DATA SHOWN section start
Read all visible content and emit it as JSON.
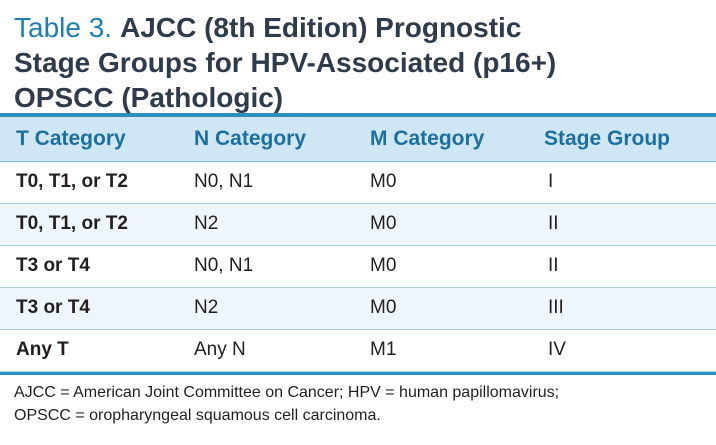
{
  "table": {
    "label": "Table 3.",
    "title_lines": [
      "AJCC (8th Edition) Prognostic",
      "Stage Groups for HPV-Associated (p16+)",
      "OPSCC (Pathologic)"
    ],
    "headers": [
      "T Category",
      "N Category",
      "M Category",
      "Stage Group"
    ],
    "rows": [
      [
        "T0, T1, or T2",
        "N0, N1",
        "M0",
        "I"
      ],
      [
        "T0, T1, or T2",
        "N2",
        "M0",
        "II"
      ],
      [
        "T3 or T4",
        "N0, N1",
        "M0",
        "II"
      ],
      [
        "T3 or T4",
        "N2",
        "M0",
        "III"
      ],
      [
        "Any T",
        "Any N",
        "M1",
        "IV"
      ]
    ],
    "footnote_lines": [
      "AJCC = American Joint Committee on Cancer; HPV = human papillomavirus;",
      "OPSCC = oropharyngeal squamous cell carcinoma."
    ]
  }
}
DATA SHOWN section end
**TASK DIRECTIONS**
Your response should be the lines of the entries above that include the string "AJCC".

**OUTPUT OF THE EXERCISE**
      "AJCC (8th Edition) Prognostic",
      "AJCC = American Joint Committee on Cancer; HPV = human papillomavirus;",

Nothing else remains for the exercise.